* Short task *
Search the records for "广州市执信中学". Copy every line where it appears.

______________________________

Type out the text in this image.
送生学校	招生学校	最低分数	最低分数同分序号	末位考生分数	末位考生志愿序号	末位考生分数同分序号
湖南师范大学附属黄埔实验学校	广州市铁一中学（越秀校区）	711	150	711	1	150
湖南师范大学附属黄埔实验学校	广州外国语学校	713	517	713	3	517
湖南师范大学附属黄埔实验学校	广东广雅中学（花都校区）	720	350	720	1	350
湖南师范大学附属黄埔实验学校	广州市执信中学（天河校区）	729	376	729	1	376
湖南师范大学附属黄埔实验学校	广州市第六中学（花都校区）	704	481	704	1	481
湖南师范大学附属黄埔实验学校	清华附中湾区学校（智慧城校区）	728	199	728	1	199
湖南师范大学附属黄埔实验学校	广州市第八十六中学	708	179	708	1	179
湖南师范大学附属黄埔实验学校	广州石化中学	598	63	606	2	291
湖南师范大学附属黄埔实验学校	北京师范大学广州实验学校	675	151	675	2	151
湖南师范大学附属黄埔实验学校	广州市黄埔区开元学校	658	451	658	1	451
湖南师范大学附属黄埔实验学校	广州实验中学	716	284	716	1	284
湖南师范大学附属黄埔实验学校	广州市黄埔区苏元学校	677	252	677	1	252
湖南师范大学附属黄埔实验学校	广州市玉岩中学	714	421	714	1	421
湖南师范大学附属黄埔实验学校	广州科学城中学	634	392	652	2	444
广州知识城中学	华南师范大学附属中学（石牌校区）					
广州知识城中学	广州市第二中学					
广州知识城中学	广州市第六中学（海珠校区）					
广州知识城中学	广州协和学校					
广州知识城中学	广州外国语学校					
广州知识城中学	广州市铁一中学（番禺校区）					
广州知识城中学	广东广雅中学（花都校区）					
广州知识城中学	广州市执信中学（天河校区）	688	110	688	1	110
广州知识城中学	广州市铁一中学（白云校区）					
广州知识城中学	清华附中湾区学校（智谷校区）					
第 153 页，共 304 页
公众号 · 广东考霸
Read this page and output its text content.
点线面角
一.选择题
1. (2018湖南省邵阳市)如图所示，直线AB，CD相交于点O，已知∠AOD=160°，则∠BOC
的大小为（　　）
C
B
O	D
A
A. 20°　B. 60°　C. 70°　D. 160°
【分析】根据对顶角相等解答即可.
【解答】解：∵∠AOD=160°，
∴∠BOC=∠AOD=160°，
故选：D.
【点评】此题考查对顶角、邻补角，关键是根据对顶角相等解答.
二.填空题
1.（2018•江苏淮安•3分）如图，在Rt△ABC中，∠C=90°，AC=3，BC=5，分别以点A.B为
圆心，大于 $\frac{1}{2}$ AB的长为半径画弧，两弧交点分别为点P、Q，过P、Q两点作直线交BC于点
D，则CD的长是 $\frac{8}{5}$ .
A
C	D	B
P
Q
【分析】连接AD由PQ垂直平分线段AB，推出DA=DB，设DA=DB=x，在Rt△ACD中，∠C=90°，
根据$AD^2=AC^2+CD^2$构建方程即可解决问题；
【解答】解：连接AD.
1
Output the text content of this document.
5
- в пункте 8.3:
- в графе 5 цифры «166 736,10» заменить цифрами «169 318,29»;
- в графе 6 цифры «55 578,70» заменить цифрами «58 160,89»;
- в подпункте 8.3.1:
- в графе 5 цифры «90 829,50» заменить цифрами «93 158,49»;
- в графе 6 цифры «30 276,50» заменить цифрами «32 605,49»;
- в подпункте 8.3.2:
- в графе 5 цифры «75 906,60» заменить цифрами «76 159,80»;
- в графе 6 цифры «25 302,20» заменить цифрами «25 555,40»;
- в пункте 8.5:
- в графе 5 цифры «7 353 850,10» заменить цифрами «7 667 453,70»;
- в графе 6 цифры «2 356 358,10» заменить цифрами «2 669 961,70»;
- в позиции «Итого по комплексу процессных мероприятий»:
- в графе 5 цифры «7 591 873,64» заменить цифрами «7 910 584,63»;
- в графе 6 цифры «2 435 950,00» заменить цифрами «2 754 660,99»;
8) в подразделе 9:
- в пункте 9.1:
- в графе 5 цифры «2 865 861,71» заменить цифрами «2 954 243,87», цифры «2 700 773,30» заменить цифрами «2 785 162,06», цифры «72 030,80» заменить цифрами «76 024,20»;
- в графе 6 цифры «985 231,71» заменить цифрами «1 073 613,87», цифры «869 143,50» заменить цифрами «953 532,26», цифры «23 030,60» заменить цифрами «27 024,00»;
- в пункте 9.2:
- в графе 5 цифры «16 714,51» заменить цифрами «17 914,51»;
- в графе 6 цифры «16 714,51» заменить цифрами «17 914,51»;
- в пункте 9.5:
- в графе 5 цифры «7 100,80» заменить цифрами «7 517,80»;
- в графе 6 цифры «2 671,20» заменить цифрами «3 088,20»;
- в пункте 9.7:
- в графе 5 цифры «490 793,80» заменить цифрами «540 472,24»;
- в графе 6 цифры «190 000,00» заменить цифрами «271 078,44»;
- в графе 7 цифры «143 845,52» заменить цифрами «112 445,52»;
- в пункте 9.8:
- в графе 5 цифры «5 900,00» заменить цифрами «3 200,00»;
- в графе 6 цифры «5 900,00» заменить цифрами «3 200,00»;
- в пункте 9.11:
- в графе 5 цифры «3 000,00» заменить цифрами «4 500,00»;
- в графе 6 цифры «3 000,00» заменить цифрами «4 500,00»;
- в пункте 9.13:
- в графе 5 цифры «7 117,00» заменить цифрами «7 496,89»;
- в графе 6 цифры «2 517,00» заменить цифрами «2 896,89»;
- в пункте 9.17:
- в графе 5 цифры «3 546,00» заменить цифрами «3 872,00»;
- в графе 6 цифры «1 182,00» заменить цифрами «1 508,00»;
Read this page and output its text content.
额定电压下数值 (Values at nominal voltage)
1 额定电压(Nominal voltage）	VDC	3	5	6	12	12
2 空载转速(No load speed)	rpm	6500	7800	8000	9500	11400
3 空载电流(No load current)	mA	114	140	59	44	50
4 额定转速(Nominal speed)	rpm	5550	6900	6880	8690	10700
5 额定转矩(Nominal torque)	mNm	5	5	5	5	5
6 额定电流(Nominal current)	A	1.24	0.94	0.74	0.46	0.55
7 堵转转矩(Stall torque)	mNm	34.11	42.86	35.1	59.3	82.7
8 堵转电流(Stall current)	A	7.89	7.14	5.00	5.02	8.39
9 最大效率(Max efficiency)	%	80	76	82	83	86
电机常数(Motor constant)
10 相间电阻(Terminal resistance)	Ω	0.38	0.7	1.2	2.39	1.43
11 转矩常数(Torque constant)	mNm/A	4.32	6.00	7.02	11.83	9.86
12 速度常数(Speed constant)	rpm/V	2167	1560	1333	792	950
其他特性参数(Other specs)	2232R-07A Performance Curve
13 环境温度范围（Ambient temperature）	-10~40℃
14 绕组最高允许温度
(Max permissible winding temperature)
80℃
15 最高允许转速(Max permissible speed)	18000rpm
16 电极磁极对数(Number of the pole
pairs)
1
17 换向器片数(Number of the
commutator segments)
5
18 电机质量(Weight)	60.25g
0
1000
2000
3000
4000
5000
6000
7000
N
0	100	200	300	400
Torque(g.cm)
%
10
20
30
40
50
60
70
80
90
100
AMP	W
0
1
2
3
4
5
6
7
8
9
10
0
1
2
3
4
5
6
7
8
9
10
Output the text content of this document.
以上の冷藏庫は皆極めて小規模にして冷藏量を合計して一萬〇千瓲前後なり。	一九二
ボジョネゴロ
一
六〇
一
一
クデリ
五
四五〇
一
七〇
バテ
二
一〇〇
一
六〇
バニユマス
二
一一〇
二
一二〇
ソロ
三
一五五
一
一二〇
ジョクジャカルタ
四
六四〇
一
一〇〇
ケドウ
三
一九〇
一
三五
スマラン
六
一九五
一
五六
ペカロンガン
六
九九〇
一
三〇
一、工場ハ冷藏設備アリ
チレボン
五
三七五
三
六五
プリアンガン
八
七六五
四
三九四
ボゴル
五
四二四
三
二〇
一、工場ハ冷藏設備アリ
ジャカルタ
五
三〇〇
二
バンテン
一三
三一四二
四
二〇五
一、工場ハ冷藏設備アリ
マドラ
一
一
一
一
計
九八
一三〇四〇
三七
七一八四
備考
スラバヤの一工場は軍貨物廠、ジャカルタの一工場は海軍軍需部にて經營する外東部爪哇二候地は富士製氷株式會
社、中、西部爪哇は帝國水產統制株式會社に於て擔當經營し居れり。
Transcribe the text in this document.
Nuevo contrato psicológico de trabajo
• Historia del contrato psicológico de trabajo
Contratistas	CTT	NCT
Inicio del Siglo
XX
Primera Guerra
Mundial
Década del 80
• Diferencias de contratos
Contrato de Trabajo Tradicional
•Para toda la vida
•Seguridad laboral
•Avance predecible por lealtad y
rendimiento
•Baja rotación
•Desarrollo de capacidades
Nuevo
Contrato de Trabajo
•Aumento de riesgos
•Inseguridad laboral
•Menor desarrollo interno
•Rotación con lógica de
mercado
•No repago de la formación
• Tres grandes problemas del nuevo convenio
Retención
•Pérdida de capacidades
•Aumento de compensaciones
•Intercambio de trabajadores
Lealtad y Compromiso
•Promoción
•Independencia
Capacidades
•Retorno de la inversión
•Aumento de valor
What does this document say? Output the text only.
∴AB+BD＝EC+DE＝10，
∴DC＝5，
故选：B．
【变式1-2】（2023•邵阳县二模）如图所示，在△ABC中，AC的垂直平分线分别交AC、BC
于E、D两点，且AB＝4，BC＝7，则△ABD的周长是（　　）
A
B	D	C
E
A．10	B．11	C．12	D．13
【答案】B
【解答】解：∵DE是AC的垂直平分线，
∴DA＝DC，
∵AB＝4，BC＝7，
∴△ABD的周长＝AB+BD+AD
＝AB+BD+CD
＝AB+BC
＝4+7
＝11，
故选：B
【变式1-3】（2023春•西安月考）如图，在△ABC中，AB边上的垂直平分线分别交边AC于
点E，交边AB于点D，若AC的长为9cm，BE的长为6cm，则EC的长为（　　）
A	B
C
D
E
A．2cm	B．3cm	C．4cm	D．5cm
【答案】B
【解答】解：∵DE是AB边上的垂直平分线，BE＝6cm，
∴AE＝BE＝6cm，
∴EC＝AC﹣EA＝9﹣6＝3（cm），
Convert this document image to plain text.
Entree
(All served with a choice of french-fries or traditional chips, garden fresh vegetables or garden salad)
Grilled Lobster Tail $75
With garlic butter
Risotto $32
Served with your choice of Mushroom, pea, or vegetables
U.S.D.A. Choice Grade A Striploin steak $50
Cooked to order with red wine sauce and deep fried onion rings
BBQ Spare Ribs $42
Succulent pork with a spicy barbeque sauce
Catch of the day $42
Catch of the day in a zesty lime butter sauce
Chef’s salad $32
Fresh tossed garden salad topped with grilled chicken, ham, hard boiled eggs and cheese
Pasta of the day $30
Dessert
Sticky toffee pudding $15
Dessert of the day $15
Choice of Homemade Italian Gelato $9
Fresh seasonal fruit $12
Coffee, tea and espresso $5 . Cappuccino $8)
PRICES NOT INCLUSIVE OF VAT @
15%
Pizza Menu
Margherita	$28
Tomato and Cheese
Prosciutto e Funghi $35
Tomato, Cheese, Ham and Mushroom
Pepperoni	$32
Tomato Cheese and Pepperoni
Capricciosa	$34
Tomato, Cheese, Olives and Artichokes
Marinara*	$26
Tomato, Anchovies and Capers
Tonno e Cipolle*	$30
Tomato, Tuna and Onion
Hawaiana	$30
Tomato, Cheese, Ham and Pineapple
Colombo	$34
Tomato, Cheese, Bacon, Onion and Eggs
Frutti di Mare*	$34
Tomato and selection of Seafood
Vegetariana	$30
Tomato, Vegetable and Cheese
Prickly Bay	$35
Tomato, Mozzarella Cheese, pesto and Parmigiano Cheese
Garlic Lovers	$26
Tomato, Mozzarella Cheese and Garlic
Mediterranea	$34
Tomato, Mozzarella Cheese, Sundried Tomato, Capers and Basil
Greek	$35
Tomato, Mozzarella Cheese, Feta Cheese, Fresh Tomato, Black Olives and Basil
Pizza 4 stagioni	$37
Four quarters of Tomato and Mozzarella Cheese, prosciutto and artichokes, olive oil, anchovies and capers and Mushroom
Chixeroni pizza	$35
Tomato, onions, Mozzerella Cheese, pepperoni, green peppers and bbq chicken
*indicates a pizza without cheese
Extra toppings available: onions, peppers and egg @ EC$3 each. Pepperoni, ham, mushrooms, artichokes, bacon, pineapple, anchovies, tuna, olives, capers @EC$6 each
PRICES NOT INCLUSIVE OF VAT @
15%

______________________________

* Task solution *
湖南师范大学附属黄埔实验学校	广州市执信中学（天河校区）	729	376	729	1	376
广州知识城中学	广州市执信中学（天河校区）	688	110	688	1	110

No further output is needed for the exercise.